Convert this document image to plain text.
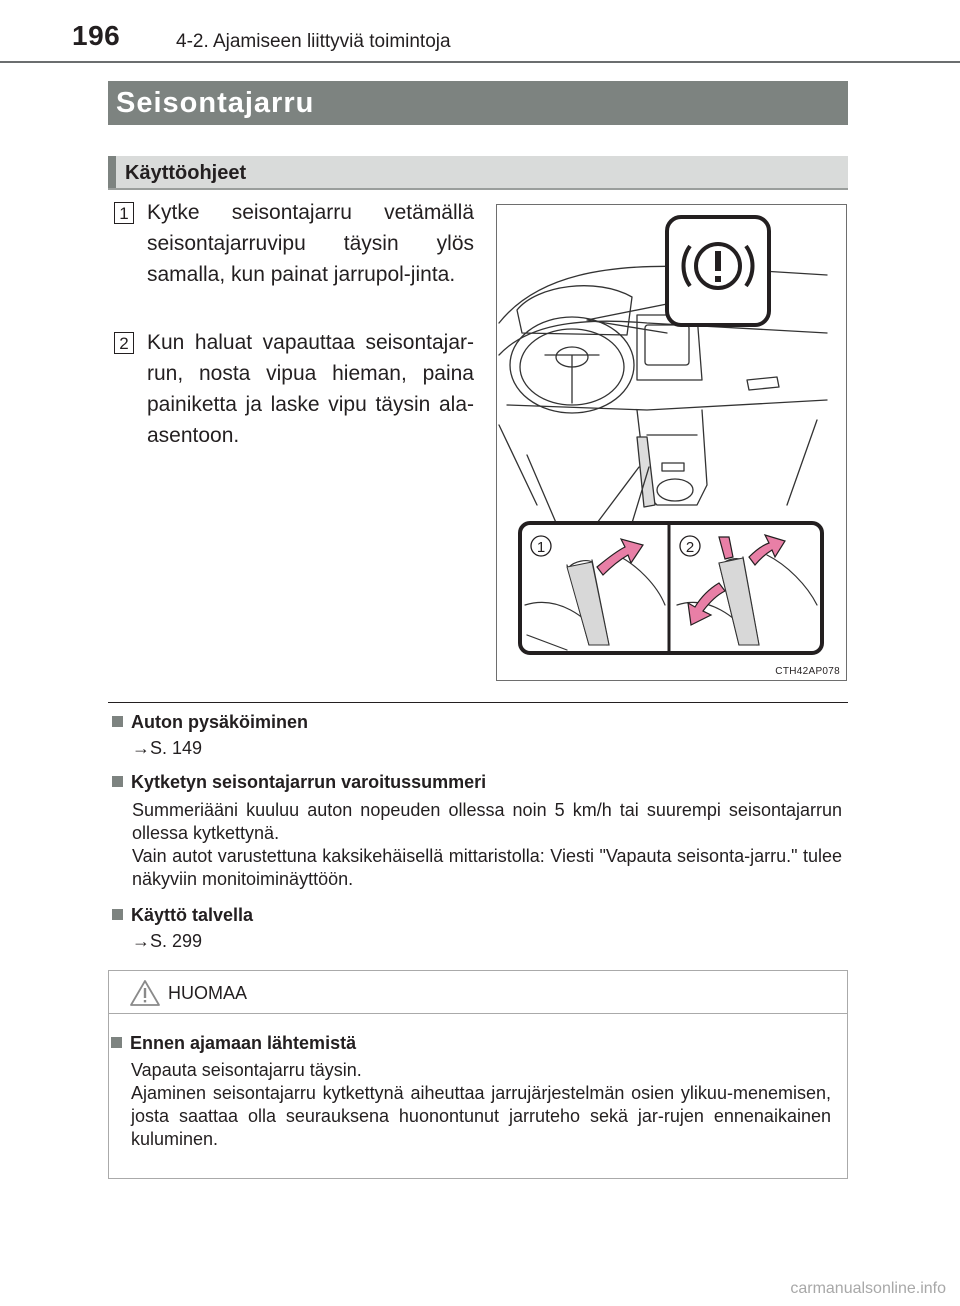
196	4-2. Ajamiseen liittyviä toimintoja
Seisontajarru
Käyttöohjeet
1 Kytke seisontajarru vetämällä seisontajarruvipu täysin ylös samalla, kun painat jarrupol-jinta.
2 Kun haluat vapauttaa seisontajar-run, nosta vipua hieman, paina painiketta ja laske vipu täysin ala-asentoon.
1	2
CTH42AP078
Auton pysäköiminen
→S. 149
Kytketyn seisontajarrun varoitussummeri
Summeriääni kuuluu auton nopeuden ollessa noin 5 km/h tai suurempi seisontajarrun ollessa kytkettynä.
Vain autot varustettuna kaksikehäisellä mittaristolla: Viesti "Vapauta seisonta-jarru." tulee näkyviin monitoiminäyttöön.
Käyttö talvella
→S. 299
HUOMAA
Ennen ajamaan lähtemistä
Vapauta seisontajarru täysin.
Ajaminen seisontajarru kytkettynä aiheuttaa jarrujärjestelmän osien ylikuu-menemisen, josta saattaa olla seurauksena huonontunut jarruteho sekä jar-rujen ennenaikainen kuluminen.
carmanualsonline.info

# # # # # # #

_What is asked_:
Exclude the pictures and repeat every other part of the records word for word.

_The response_:
Convert this document image to plain text.
196	4-2. Ajamiseen liittyviä toimintoja
Seisontajarru
Käyttöohjeet
1 Kytke seisontajarru vetämällä seisontajarruvipu täysin ylös samalla, kun painat jarrupol-jinta.
2 Kun haluat vapauttaa seisontajar-run, nosta vipua hieman, paina painiketta ja laske vipu täysin ala-asentoon.
1	2
CTH42AP078
Auton pysäköiminen
→S. 149
Kytketyn seisontajarrun varoitussummeri
Summeriääni kuuluu auton nopeuden ollessa noin 5 km/h tai suurempi seisontajarrun ollessa kytkettynä.
Vain autot varustettuna kaksikehäisellä mittaristolla: Viesti "Vapauta seisonta-jarru." tulee näkyviin monitoiminäyttöön.
Käyttö talvella
→S. 299
HUOMAA
Ennen ajamaan lähtemistä
Vapauta seisontajarru täysin.
Ajaminen seisontajarru kytkettynä aiheuttaa jarrujärjestelmän osien ylikuu-menemisen, josta saattaa olla seurauksena huonontunut jarruteho sekä jar-rujen ennenaikainen kuluminen.
carmanualsonline.info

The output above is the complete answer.